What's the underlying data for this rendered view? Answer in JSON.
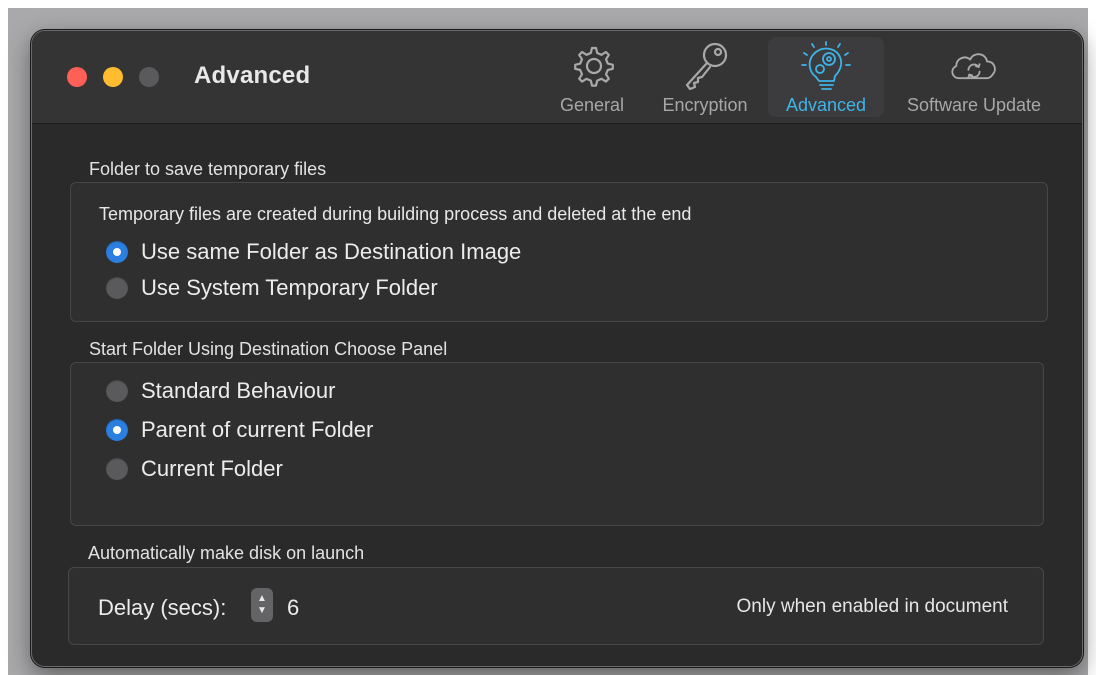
{
  "window": {
    "title": "Advanced",
    "accent_color": "#3fb4e8",
    "traffic_lights": {
      "close": "#fe5f57",
      "minimize": "#febc2e",
      "zoom": "#5a5a5c"
    }
  },
  "toolbar": {
    "tabs": [
      {
        "label": "General",
        "icon": "gear-icon",
        "active": false
      },
      {
        "label": "Encryption",
        "icon": "key-icon",
        "active": false
      },
      {
        "label": "Advanced",
        "icon": "lightbulb-gears-icon",
        "active": true
      },
      {
        "label": "Software Update",
        "icon": "cloud-sync-icon",
        "active": false
      }
    ]
  },
  "temp_folder": {
    "section_title": "Folder to save temporary files",
    "description": "Temporary files are created during building process and deleted at the end",
    "options": [
      {
        "label": "Use same Folder as Destination Image",
        "selected": true
      },
      {
        "label": "Use System Temporary Folder",
        "selected": false
      }
    ]
  },
  "start_folder": {
    "section_title": "Start Folder Using Destination Choose Panel",
    "options": [
      {
        "label": "Standard Behaviour",
        "selected": false
      },
      {
        "label": "Parent of current Folder",
        "selected": true
      },
      {
        "label": "Current Folder",
        "selected": false
      }
    ]
  },
  "auto_disk": {
    "section_title": "Automatically make disk on launch",
    "delay_label": "Delay (secs):",
    "delay_value": "6",
    "note": "Only when enabled in document"
  }
}
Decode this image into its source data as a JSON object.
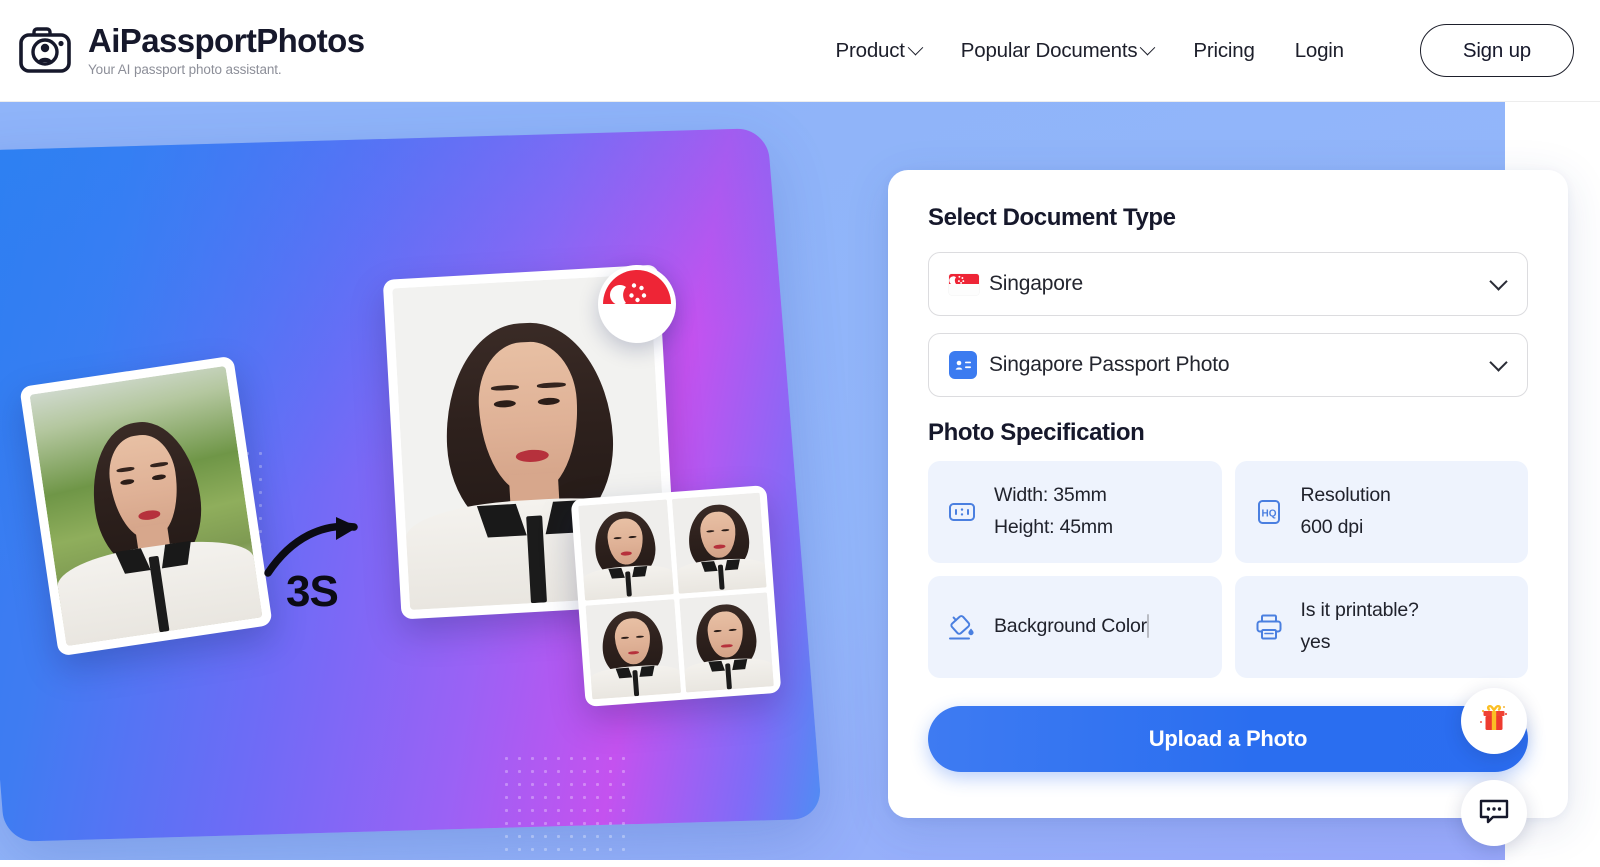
{
  "header": {
    "brand_name": "AiPassportPhotos",
    "brand_tagline": "Your AI passport photo assistant.",
    "logo_icon": "camera-portrait-icon",
    "nav": [
      {
        "label": "Product",
        "has_dropdown": true,
        "icon": "chevron-down-icon"
      },
      {
        "label": "Popular Documents",
        "has_dropdown": true,
        "icon": "chevron-down-icon"
      },
      {
        "label": "Pricing",
        "has_dropdown": false
      },
      {
        "label": "Login",
        "has_dropdown": false
      }
    ],
    "signup_label": "Sign up"
  },
  "hero": {
    "badge_icon": "singapore-flag-icon",
    "speed_label": "3S",
    "arrow_icon": "curved-arrow-right-icon",
    "before_photo_alt": "original-photo",
    "after_photo_alt": "passport-photo",
    "grid_photo_alt": "printable-photo-sheet"
  },
  "form": {
    "document_type_title": "Select Document Type",
    "country_select": {
      "value": "Singapore",
      "icon": "singapore-flag-icon",
      "chevron": "chevron-down-icon"
    },
    "document_select": {
      "value": "Singapore Passport Photo",
      "icon": "id-card-icon",
      "chevron": "chevron-down-icon"
    },
    "spec_title": "Photo Specification",
    "specs": [
      {
        "icon": "dimensions-icon",
        "line1": "Width: 35mm",
        "line2": "Height: 45mm",
        "type": "text"
      },
      {
        "icon": "hq-resolution-icon",
        "line1": "Resolution",
        "line2": "600 dpi",
        "type": "text"
      },
      {
        "icon": "paint-bucket-icon",
        "line1": "Background Color",
        "line2": "",
        "type": "swatch",
        "swatch_color": "#ffffff"
      },
      {
        "icon": "printer-icon",
        "line1": "Is it printable?",
        "line2": "yes",
        "type": "text"
      }
    ],
    "upload_label": "Upload a Photo"
  },
  "widgets": {
    "gift_icon": "gift-box-icon",
    "chat_icon": "chat-bubble-icon"
  },
  "colors": {
    "brand_dark": "#16182b",
    "accent_blue": "#2b6df0",
    "spec_card_bg": "#eef3fd",
    "hero_light_blue": "#8fb4f9",
    "hero_purple": "#9a62f5",
    "flag_red": "#ee2536"
  }
}
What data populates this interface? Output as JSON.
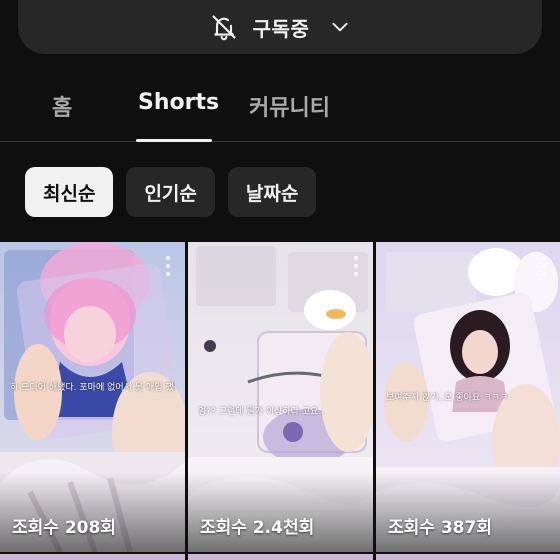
{
  "subscribe": {
    "label": "구독중",
    "icon": "bell-off-icon",
    "dropdown_icon": "chevron-down-icon"
  },
  "tabs": [
    {
      "label": "홈",
      "active": false
    },
    {
      "label": "Shorts",
      "active": true
    },
    {
      "label": "커뮤니티",
      "active": false
    }
  ],
  "filters": [
    {
      "label": "최신순",
      "selected": true
    },
    {
      "label": "인기순",
      "selected": false
    },
    {
      "label": "날짜순",
      "selected": false
    }
  ],
  "shorts": [
    {
      "views": "조회수 208회",
      "caption": "하 드디어 해냈다. 포마에 없어서 못 매입 했는데"
    },
    {
      "views": "조회수 2.4천회",
      "caption": "엄?? 그런데 뭔가 이상하다 고요.."
    },
    {
      "views": "조회수 387회",
      "caption": "보여주지 않기..오 좋아요 ㅋㅋㅋ"
    }
  ],
  "colors": {
    "background": "#0f0f0f",
    "chip": "#272727",
    "chip_selected": "#f1f1f1",
    "text": "#f1f1f1",
    "muted": "#aaaaaa"
  }
}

▶ _TASK DIRECTIONS_: Send back the data above word for word, with the pictures left out.

▶ _OUTPUT OF THE TASK_:
What's the underlying data for this rendered view? Answer in JSON.
{
  "window": {
    "title": "Advanced",
    "accent_color": "#3fb4e8",
    "traffic_lights": {
      "close": "#fe5f57",
      "minimize": "#febc2e",
      "zoom": "#5a5a5c"
    }
  },
  "toolbar": {
    "tabs": [
      {
        "label": "General",
        "icon": "gear-icon",
        "active": false
      },
      {
        "label": "Encryption",
        "icon": "key-icon",
        "active": false
      },
      {
        "label": "Advanced",
        "icon": "lightbulb-gears-icon",
        "active": true
      },
      {
        "label": "Software Update",
        "icon": "cloud-sync-icon",
        "active": false
      }
    ]
  },
  "temp_folder": {
    "section_title": "Folder to save temporary files",
    "description": "Temporary files are created during building process and deleted at the end",
    "options": [
      {
        "label": "Use same Folder as Destination Image",
        "selected": true
      },
      {
        "label": "Use System Temporary Folder",
        "selected": false
      }
    ]
  },
  "start_folder": {
    "section_title": "Start Folder Using Destination Choose Panel",
    "options": [
      {
        "label": "Standard Behaviour",
        "selected": false
      },
      {
        "label": "Parent of current Folder",
        "selected": true
      },
      {
        "label": "Current Folder",
        "selected": false
      }
    ]
  },
  "auto_disk": {
    "section_title": "Automatically make disk on launch",
    "delay_label": "Delay (secs):",
    "delay_value": "6",
    "note": "Only when enabled in document"
  }
}
Decode this image into its source data as a JSON object.
{
  "header": {
    "brand_name": "AiPassportPhotos",
    "brand_tagline": "Your AI passport photo assistant.",
    "logo_icon": "camera-portrait-icon",
    "nav": [
      {
        "label": "Product",
        "has_dropdown": true,
        "icon": "chevron-down-icon"
      },
      {
        "label": "Popular Documents",
        "has_dropdown": true,
        "icon": "chevron-down-icon"
      },
      {
        "label": "Pricing",
        "has_dropdown": false
      },
      {
        "label": "Login",
        "has_dropdown": false
      }
    ],
    "signup_label": "Sign up"
  },
  "hero": {
    "badge_icon": "singapore-flag-icon",
    "speed_label": "3S",
    "arrow_icon": "curved-arrow-right-icon",
    "before_photo_alt": "original-photo",
    "after_photo_alt": "passport-photo",
    "grid_photo_alt": "printable-photo-sheet"
  },
  "form": {
    "document_type_title": "Select Document Type",
    "country_select": {
      "value": "Singapore",
      "icon": "singapore-flag-icon",
      "chevron": "chevron-down-icon"
    },
    "document_select": {
      "value": "Singapore Passport Photo",
      "icon": "id-card-icon",
      "chevron": "chevron-down-icon"
    },
    "spec_title": "Photo Specification",
    "specs": [
      {
        "icon": "dimensions-icon",
        "line1": "Width: 35mm",
        "line2": "Height: 45mm",
        "type": "text"
      },
      {
        "icon": "hq-resolution-icon",
        "line1": "Resolution",
        "line2": "600 dpi",
        "type": "text"
      },
      {
        "icon": "paint-bucket-icon",
        "line1": "Background Color",
        "line2": "",
        "type": "swatch",
        "swatch_color": "#ffffff"
      },
      {
        "icon": "printer-icon",
        "line1": "Is it printable?",
        "line2": "yes",
        "type": "text"
      }
    ],
    "upload_label": "Upload a Photo"
  },
  "widgets": {
    "gift_icon": "gift-box-icon",
    "chat_icon": "chat-bubble-icon"
  },
  "colors": {
    "brand_dark": "#16182b",
    "accent_blue": "#2b6df0",
    "spec_card_bg": "#eef3fd",
    "hero_light_blue": "#8fb4f9",
    "hero_purple": "#9a62f5",
    "flag_red": "#ee2536"
  }
}
What data populates this interface? Output as JSON.
{
  "subscribe": {
    "label": "구독중",
    "icon": "bell-off-icon",
    "dropdown_icon": "chevron-down-icon"
  },
  "tabs": [
    {
      "label": "홈",
      "active": false
    },
    {
      "label": "Shorts",
      "active": true
    },
    {
      "label": "커뮤니티",
      "active": false
    }
  ],
  "filters": [
    {
      "label": "최신순",
      "selected": true
    },
    {
      "label": "인기순",
      "selected": false
    },
    {
      "label": "날짜순",
      "selected": false
    }
  ],
  "shorts": [
    {
      "views": "조회수 208회",
      "caption": "하 드디어 해냈다. 포마에 없어서 못 매입 했는데"
    },
    {
      "views": "조회수 2.4천회",
      "caption": "엄?? 그런데 뭔가 이상하다 고요.."
    },
    {
      "views": "조회수 387회",
      "caption": "보여주지 않기..오 좋아요 ㅋㅋㅋ"
    }
  ],
  "colors": {
    "background": "#0f0f0f",
    "chip": "#272727",
    "chip_selected": "#f1f1f1",
    "text": "#f1f1f1",
    "muted": "#aaaaaa"
  }
}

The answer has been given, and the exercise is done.